> _Task objective_: Find the number of lines containing the string "type" in the data. Answer with the number by itself.

> _Raw data_:
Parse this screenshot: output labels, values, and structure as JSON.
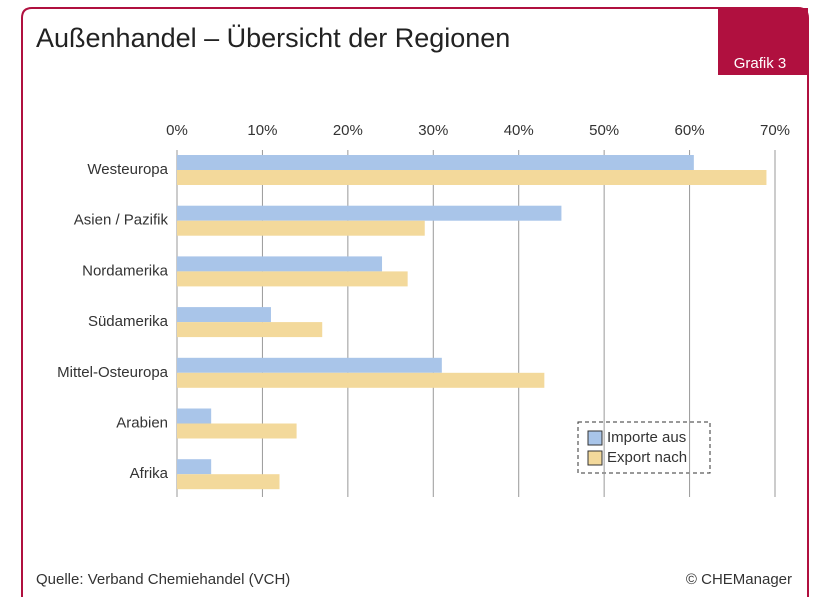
{
  "chart_data": {
    "type": "bar",
    "orientation": "horizontal",
    "title": "Außenhandel – Übersicht der Regionen",
    "badge": "Grafik 3",
    "source": "Quelle: Verband Chemiehandel (VCH)",
    "copyright": "© CHEManager",
    "categories": [
      "Westeuropa",
      "Asien / Pazifik",
      "Nordamerika",
      "Südamerika",
      "Mittel-Osteuropa",
      "Arabien",
      "Afrika"
    ],
    "series": [
      {
        "name": "Importe aus",
        "color": "#a9c5e9",
        "values": [
          60.5,
          45,
          24,
          11,
          31,
          4,
          4
        ]
      },
      {
        "name": "Export nach",
        "color": "#f3d99b",
        "values": [
          69,
          29,
          27,
          17,
          43,
          14,
          12
        ]
      }
    ],
    "xlim": [
      0,
      70
    ],
    "xticks": [
      {
        "value": 0,
        "label": "0%"
      },
      {
        "value": 10,
        "label": "10%"
      },
      {
        "value": 20,
        "label": "20%"
      },
      {
        "value": 30,
        "label": "30%"
      },
      {
        "value": 40,
        "label": "40%"
      },
      {
        "value": 50,
        "label": "50%"
      },
      {
        "value": 60,
        "label": "60%"
      },
      {
        "value": 70,
        "label": "70%"
      }
    ],
    "grid": true,
    "legend": "lower right"
  }
}
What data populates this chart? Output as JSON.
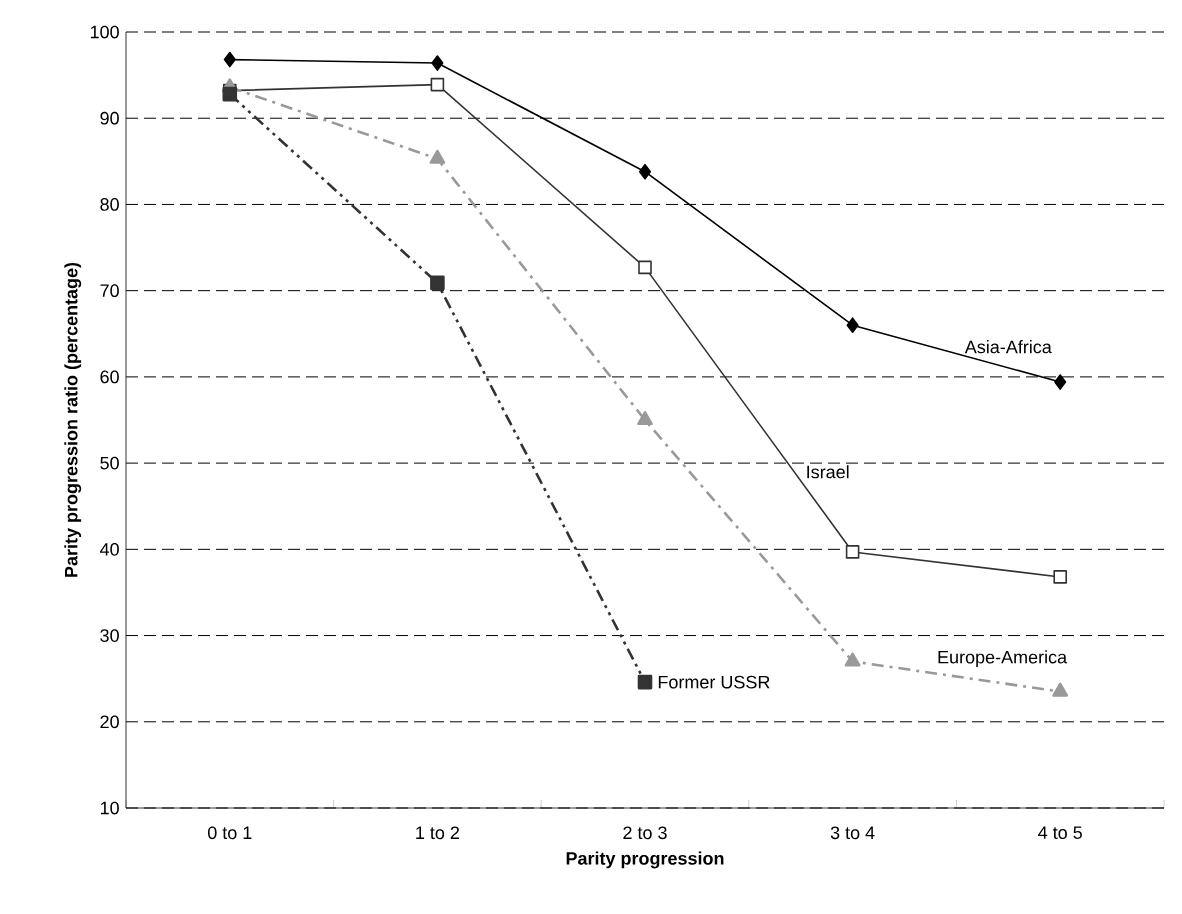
{
  "chart_data": {
    "type": "line",
    "xlabel": "Parity progression",
    "ylabel": "Parity progression ratio (percentage)",
    "categories": [
      "0 to 1",
      "1 to 2",
      "2 to 3",
      "3 to 4",
      "4 to 5"
    ],
    "series": [
      {
        "name": "Asia-Africa",
        "color": "#000000",
        "marker": "diamond",
        "line_style": "solid",
        "values": [
          96.8,
          96.4,
          83.8,
          66,
          59.4
        ]
      },
      {
        "name": "Israel",
        "color": "#333333",
        "marker": "square",
        "line_style": "solid",
        "values": [
          93.2,
          93.9,
          72.7,
          39.7,
          36.8
        ]
      },
      {
        "name": "Europe-America",
        "color": "#999999",
        "marker": "triangle",
        "line_style": "dashed",
        "values": [
          93.6,
          85.3,
          55,
          27,
          23.5
        ]
      },
      {
        "name": "Former USSR",
        "color": "#333333",
        "marker": "square",
        "line_style": "dotted",
        "values": [
          92.8,
          70.9,
          24.6,
          null,
          null
        ]
      }
    ],
    "ylim": [
      10,
      100
    ],
    "yticks": [
      10,
      20,
      30,
      40,
      50,
      60,
      70,
      80,
      90,
      100
    ],
    "grid": "y"
  }
}
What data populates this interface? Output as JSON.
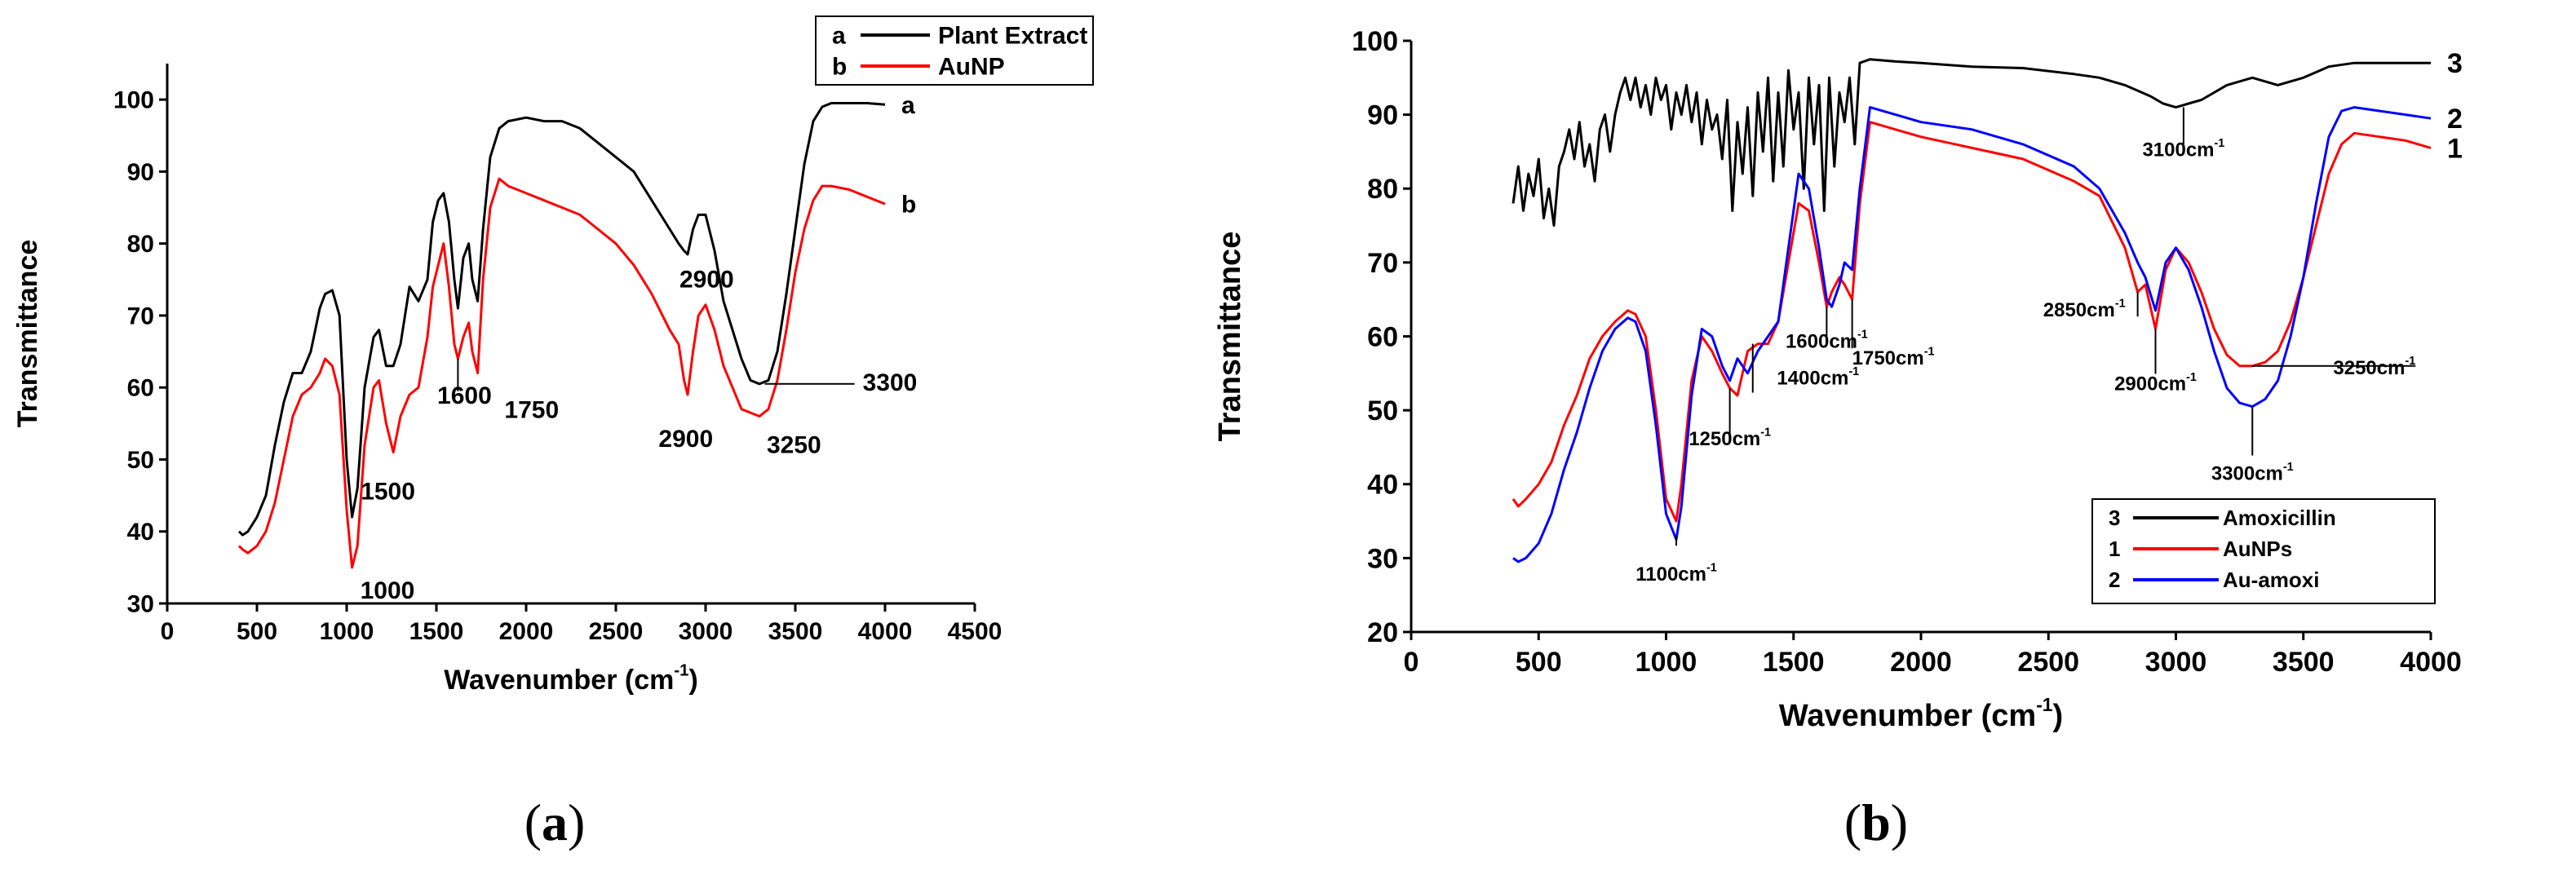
{
  "charts": [
    {
      "id": "a",
      "caption_letter": "a",
      "chart_data": {
        "type": "line",
        "title": "",
        "xlabel": "Wavenumber (cm",
        "xlabel_sup": "-1",
        "xlabel_close": ")",
        "ylabel": "Transmittance",
        "xlim": [
          0,
          4500
        ],
        "ylim": [
          30,
          105
        ],
        "xticks": [
          0,
          500,
          1000,
          1500,
          2000,
          2500,
          3000,
          3500,
          4000,
          4500
        ],
        "yticks": [
          30,
          40,
          50,
          60,
          70,
          80,
          90,
          100
        ],
        "legend": [
          {
            "key": "a",
            "label": "Plant Extract",
            "color": "#000000"
          },
          {
            "key": "b",
            "label": "AuNP",
            "color": "#ff0000"
          }
        ],
        "series": [
          {
            "name": "Plant Extract",
            "end_label": "a",
            "color": "#000000",
            "x": [
              400,
              420,
              450,
              500,
              550,
              600,
              650,
              700,
              750,
              800,
              850,
              880,
              920,
              960,
              1000,
              1030,
              1060,
              1100,
              1150,
              1180,
              1220,
              1260,
              1300,
              1350,
              1400,
              1450,
              1480,
              1510,
              1540,
              1570,
              1600,
              1620,
              1650,
              1680,
              1700,
              1730,
              1760,
              1800,
              1850,
              1900,
              2000,
              2100,
              2200,
              2300,
              2400,
              2500,
              2600,
              2700,
              2800,
              2850,
              2880,
              2900,
              2930,
              2960,
              3000,
              3050,
              3100,
              3200,
              3250,
              3300,
              3350,
              3400,
              3450,
              3500,
              3550,
              3600,
              3650,
              3700,
              3800,
              3900,
              4000
            ],
            "y": [
              40,
              39.5,
              40,
              42,
              45,
              52,
              58,
              62,
              62,
              65,
              71,
              73,
              73.5,
              70,
              50,
              42,
              46,
              60,
              67,
              68,
              63,
              63,
              66,
              74,
              72,
              75,
              83,
              86,
              87,
              83,
              75,
              71,
              78,
              80,
              75,
              72,
              82,
              92,
              96,
              97,
              97.5,
              97,
              97,
              96,
              94,
              92,
              90,
              86,
              82,
              80,
              79,
              78.5,
              82,
              84,
              84,
              79,
              72,
              64,
              61,
              60.5,
              61,
              65,
              73,
              82,
              91,
              97,
              99,
              99.5,
              99.5,
              99.5,
              99.3
            ]
          },
          {
            "name": "AuNP",
            "end_label": "b",
            "color": "#ff0000",
            "x": [
              400,
              420,
              450,
              500,
              550,
              600,
              650,
              700,
              750,
              800,
              850,
              880,
              920,
              960,
              1000,
              1030,
              1060,
              1100,
              1150,
              1180,
              1220,
              1260,
              1300,
              1350,
              1400,
              1450,
              1480,
              1510,
              1540,
              1570,
              1600,
              1620,
              1650,
              1680,
              1700,
              1730,
              1760,
              1800,
              1850,
              1900,
              2000,
              2100,
              2200,
              2300,
              2400,
              2500,
              2600,
              2700,
              2800,
              2850,
              2880,
              2900,
              2930,
              2960,
              3000,
              3050,
              3100,
              3150,
              3200,
              3250,
              3300,
              3350,
              3400,
              3450,
              3500,
              3550,
              3600,
              3650,
              3700,
              3800,
              3900,
              4000
            ],
            "y": [
              38,
              37.5,
              37,
              38,
              40,
              44,
              50,
              56,
              59,
              60,
              62,
              64,
              63,
              59,
              43,
              35,
              38,
              52,
              60,
              61,
              55,
              51,
              56,
              59,
              60,
              67,
              74,
              77,
              80,
              74,
              66,
              64,
              67,
              69,
              65,
              62,
              75,
              85,
              89,
              88,
              87,
              86,
              85,
              84,
              82,
              80,
              77,
              73,
              68,
              66,
              61,
              59,
              65,
              70,
              71.5,
              68,
              63,
              60,
              57,
              56.5,
              56,
              57,
              61,
              68,
              76,
              82,
              86,
              88,
              88,
              87.5,
              86.5,
              85.5
            ]
          }
        ],
        "annotations": [
          {
            "text": "1000",
            "x": 1030,
            "y": 35
          },
          {
            "text": "1500",
            "x": 1260,
            "y": 51
          },
          {
            "text": "1600",
            "x": 1620,
            "y": 64
          },
          {
            "text": "1750",
            "x": 1720,
            "y": 62
          },
          {
            "text": "2900",
            "x": 2890,
            "y": 58
          },
          {
            "text": "3250",
            "x": 3250,
            "y": 56
          },
          {
            "text": "2900",
            "x": 2900,
            "y": 79
          },
          {
            "text": "3300",
            "x": 3330,
            "y": 60.5
          }
        ]
      }
    },
    {
      "id": "b",
      "caption_letter": "b",
      "chart_data": {
        "type": "line",
        "title": "",
        "xlabel": "Wavenumber (cm",
        "xlabel_sup": "-1",
        "xlabel_close": ")",
        "ylabel": "Transmittance",
        "xlim": [
          0,
          4000
        ],
        "ylim": [
          20,
          100
        ],
        "xticks": [
          0,
          500,
          1000,
          1500,
          2000,
          2500,
          3000,
          3500,
          4000
        ],
        "yticks": [
          20,
          30,
          40,
          50,
          60,
          70,
          80,
          90,
          100
        ],
        "legend": [
          {
            "key": "3",
            "label": "Amoxicillin",
            "color": "#000000"
          },
          {
            "key": "1",
            "label": "AuNPs",
            "color": "#ff0000"
          },
          {
            "key": "2",
            "label": "Au-amoxi",
            "color": "#0000ff"
          }
        ],
        "series": [
          {
            "name": "Amoxicillin",
            "end_label": "3",
            "color": "#000000",
            "x": [
              400,
              420,
              440,
              460,
              480,
              500,
              520,
              540,
              560,
              580,
              600,
              620,
              640,
              660,
              680,
              700,
              720,
              740,
              760,
              780,
              800,
              820,
              840,
              860,
              880,
              900,
              920,
              940,
              960,
              980,
              1000,
              1020,
              1040,
              1060,
              1080,
              1100,
              1120,
              1140,
              1160,
              1180,
              1200,
              1220,
              1240,
              1260,
              1280,
              1300,
              1320,
              1340,
              1360,
              1380,
              1400,
              1420,
              1440,
              1460,
              1480,
              1500,
              1520,
              1540,
              1560,
              1580,
              1600,
              1620,
              1640,
              1660,
              1680,
              1700,
              1720,
              1740,
              1760,
              1800,
              1900,
              2000,
              2200,
              2400,
              2600,
              2700,
              2800,
              2900,
              2950,
              3000,
              3050,
              3100,
              3200,
              3300,
              3400,
              3500,
              3600,
              3700,
              3800,
              4000
            ],
            "y": [
              78,
              83,
              77,
              82,
              79,
              84,
              76,
              80,
              75,
              83,
              85,
              88,
              84,
              89,
              83,
              86,
              81,
              88,
              90,
              85,
              90,
              93,
              95,
              92,
              95,
              91,
              94,
              90,
              95,
              92,
              94,
              88,
              93,
              90,
              94,
              89,
              93,
              86,
              92,
              88,
              90,
              84,
              92,
              77,
              89,
              82,
              91,
              79,
              93,
              85,
              95,
              81,
              93,
              83,
              96,
              88,
              93,
              80,
              95,
              86,
              94,
              77,
              95,
              83,
              93,
              89,
              95,
              86,
              97,
              97.5,
              97.2,
              97,
              96.5,
              96.3,
              95.5,
              95,
              94,
              92.5,
              91.5,
              91,
              91.5,
              92,
              94,
              95,
              94,
              95,
              96.5,
              97,
              97,
              97
            ]
          },
          {
            "name": "AuNPs",
            "end_label": "1",
            "color": "#ff0000",
            "x": [
              400,
              420,
              450,
              500,
              550,
              600,
              650,
              700,
              750,
              800,
              850,
              880,
              920,
              960,
              1000,
              1040,
              1060,
              1100,
              1140,
              1180,
              1220,
              1250,
              1280,
              1320,
              1360,
              1400,
              1440,
              1480,
              1520,
              1560,
              1600,
              1630,
              1650,
              1680,
              1700,
              1730,
              1760,
              1800,
              1900,
              2000,
              2200,
              2400,
              2600,
              2700,
              2800,
              2850,
              2880,
              2920,
              2960,
              3000,
              3050,
              3100,
              3150,
              3200,
              3250,
              3300,
              3350,
              3400,
              3450,
              3500,
              3550,
              3600,
              3650,
              3700,
              3800,
              3900,
              4000
            ],
            "y": [
              38,
              37,
              38,
              40,
              43,
              48,
              52,
              57,
              60,
              62,
              63.5,
              63,
              60,
              50,
              38,
              35,
              40,
              54,
              60,
              58,
              55,
              53,
              52,
              58,
              59,
              59,
              62,
              70,
              78,
              77,
              70,
              64,
              66,
              68,
              67,
              65,
              78,
              89,
              88,
              87,
              85.5,
              84,
              81,
              79,
              72,
              66,
              67,
              61,
              69,
              72,
              70,
              66,
              61,
              57.5,
              56,
              56,
              56.5,
              58,
              62,
              68,
              75,
              82,
              86,
              87.5,
              87,
              86.5,
              85.5
            ]
          },
          {
            "name": "Au-amoxi",
            "end_label": "2",
            "color": "#0000ff",
            "x": [
              400,
              420,
              450,
              500,
              550,
              600,
              650,
              700,
              750,
              800,
              850,
              880,
              920,
              960,
              1000,
              1040,
              1060,
              1100,
              1140,
              1180,
              1220,
              1250,
              1280,
              1320,
              1360,
              1400,
              1440,
              1480,
              1520,
              1560,
              1600,
              1630,
              1650,
              1680,
              1700,
              1730,
              1760,
              1800,
              1900,
              2000,
              2200,
              2400,
              2600,
              2700,
              2800,
              2850,
              2880,
              2920,
              2960,
              3000,
              3050,
              3100,
              3150,
              3200,
              3250,
              3300,
              3350,
              3400,
              3450,
              3500,
              3550,
              3600,
              3650,
              3700,
              3800,
              3900,
              4000
            ],
            "y": [
              30,
              29.5,
              30,
              32,
              36,
              42,
              47,
              53,
              58,
              61,
              62.5,
              62,
              58,
              48,
              36,
              32.5,
              37,
              52,
              61,
              60,
              56,
              54,
              57,
              55,
              58,
              60,
              62,
              72,
              82,
              80,
              72,
              65,
              64,
              67,
              70,
              69,
              80,
              91,
              90,
              89,
              88,
              86,
              83,
              80,
              74,
              70,
              68,
              63.5,
              70,
              72,
              69,
              64,
              58,
              53,
              51,
              50.5,
              51.5,
              54,
              60,
              68,
              78,
              87,
              90.5,
              91,
              90.5,
              90,
              89.5
            ]
          }
        ],
        "annotations": [
          {
            "text": "1100cm",
            "sup": "-1",
            "x": 1040,
            "y": 33
          },
          {
            "text": "1250cm",
            "sup": "-1",
            "x": 1250,
            "y": 53
          },
          {
            "text": "1400cm",
            "sup": "-1",
            "x": 1340,
            "y": 59
          },
          {
            "text": "1600cm",
            "sup": "-1",
            "x": 1630,
            "y": 64
          },
          {
            "text": "1750cm",
            "sup": "-1",
            "x": 1730,
            "y": 65
          },
          {
            "text": "2850cm",
            "sup": "-1",
            "x": 2850,
            "y": 66
          },
          {
            "text": "2900cm",
            "sup": "-1",
            "x": 2920,
            "y": 61
          },
          {
            "text": "3250cm",
            "sup": "-1",
            "x": 3300,
            "y": 56
          },
          {
            "text": "3300cm",
            "sup": "-1",
            "x": 3300,
            "y": 50.5
          },
          {
            "text": "3100cm",
            "sup": "-1",
            "x": 3030,
            "y": 91
          }
        ]
      }
    }
  ]
}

> _Correct result_: 4